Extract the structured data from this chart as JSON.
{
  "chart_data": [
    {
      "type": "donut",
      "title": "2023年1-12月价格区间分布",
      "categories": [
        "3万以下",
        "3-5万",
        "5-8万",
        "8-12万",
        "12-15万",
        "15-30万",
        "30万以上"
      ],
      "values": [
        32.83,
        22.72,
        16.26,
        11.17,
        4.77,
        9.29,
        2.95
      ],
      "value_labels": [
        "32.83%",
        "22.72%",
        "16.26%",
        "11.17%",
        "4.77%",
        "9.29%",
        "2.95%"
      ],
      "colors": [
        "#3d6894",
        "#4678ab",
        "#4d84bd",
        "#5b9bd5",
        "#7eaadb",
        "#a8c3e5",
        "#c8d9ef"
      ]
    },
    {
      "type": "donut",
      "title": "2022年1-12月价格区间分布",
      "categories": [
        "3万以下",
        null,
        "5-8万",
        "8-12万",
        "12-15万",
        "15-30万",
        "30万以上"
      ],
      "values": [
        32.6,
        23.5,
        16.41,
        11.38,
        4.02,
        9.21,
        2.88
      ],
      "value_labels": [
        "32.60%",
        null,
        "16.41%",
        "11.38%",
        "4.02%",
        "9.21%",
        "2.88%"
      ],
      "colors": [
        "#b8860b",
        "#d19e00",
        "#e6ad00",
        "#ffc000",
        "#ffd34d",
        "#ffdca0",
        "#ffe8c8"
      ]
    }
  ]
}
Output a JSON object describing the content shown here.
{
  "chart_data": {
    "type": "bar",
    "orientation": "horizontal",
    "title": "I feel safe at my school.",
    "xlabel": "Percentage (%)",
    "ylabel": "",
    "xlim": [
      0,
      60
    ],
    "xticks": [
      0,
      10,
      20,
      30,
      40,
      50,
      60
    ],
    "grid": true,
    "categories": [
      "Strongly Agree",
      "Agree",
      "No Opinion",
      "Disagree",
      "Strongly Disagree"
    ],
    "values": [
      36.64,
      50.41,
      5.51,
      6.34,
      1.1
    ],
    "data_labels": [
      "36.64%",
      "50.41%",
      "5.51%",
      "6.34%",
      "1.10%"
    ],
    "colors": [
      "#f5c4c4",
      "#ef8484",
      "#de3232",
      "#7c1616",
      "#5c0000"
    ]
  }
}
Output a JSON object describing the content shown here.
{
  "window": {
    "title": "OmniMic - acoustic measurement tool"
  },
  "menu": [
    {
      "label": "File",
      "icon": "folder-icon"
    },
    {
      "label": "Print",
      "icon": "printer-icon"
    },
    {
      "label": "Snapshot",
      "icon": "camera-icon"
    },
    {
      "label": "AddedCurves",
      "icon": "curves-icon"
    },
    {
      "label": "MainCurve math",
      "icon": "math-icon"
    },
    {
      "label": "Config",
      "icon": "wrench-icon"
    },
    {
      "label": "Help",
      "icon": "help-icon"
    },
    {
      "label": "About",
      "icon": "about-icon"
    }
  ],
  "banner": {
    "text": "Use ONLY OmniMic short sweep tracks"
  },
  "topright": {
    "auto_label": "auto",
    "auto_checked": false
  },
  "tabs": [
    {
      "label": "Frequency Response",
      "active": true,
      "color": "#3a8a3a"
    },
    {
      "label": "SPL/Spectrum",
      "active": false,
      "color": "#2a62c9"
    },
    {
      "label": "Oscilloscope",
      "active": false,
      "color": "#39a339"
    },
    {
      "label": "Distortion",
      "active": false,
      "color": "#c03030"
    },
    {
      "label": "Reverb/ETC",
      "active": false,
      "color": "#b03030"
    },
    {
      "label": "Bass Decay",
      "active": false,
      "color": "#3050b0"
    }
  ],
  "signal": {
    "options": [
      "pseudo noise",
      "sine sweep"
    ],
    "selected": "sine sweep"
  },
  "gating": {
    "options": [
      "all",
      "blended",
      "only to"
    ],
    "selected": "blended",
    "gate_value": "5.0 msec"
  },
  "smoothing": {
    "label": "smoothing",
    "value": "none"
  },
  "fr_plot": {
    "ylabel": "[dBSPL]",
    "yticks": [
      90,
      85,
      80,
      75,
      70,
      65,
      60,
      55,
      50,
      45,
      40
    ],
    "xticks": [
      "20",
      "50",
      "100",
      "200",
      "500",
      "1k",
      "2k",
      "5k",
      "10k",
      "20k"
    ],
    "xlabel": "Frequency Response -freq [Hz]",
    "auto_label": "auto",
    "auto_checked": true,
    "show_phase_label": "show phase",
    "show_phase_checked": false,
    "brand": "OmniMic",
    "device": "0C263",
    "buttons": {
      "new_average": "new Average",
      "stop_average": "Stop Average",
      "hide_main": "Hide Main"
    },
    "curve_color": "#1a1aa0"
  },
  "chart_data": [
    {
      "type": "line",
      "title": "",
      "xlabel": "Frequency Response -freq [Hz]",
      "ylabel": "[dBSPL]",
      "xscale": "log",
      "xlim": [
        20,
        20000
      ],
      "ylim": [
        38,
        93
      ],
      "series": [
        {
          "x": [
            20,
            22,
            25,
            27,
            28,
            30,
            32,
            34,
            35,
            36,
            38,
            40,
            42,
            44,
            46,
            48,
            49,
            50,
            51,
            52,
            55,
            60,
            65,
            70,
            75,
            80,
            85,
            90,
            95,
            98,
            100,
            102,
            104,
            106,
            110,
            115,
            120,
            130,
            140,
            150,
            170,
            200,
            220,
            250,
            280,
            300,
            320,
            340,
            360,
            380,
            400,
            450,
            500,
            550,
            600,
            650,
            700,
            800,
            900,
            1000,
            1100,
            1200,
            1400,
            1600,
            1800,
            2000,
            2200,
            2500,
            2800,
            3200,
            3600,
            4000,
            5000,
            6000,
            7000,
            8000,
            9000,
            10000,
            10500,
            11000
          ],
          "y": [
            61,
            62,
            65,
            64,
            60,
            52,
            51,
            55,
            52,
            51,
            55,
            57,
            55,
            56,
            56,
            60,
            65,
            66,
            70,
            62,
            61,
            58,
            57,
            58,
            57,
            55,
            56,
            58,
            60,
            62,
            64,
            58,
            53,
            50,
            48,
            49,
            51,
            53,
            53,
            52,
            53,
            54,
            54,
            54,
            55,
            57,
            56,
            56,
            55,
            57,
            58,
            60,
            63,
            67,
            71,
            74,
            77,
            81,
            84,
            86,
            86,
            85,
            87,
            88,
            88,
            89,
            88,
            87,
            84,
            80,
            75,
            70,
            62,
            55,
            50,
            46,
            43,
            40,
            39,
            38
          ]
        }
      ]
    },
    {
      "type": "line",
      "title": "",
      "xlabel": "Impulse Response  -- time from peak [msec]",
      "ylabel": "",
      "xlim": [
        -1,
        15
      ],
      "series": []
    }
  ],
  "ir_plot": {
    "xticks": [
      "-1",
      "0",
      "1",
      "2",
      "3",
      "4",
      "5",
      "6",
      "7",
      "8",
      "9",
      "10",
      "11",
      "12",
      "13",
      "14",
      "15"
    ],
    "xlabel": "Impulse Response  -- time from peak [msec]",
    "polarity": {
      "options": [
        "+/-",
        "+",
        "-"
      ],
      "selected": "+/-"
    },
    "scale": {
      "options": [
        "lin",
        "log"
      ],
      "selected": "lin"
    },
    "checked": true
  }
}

(Task objective): Where a line above contains the string "true", copy that line.

(Exercise output):
    "grid": true,
      "active": true,
    "auto_checked": true,
    "checked": true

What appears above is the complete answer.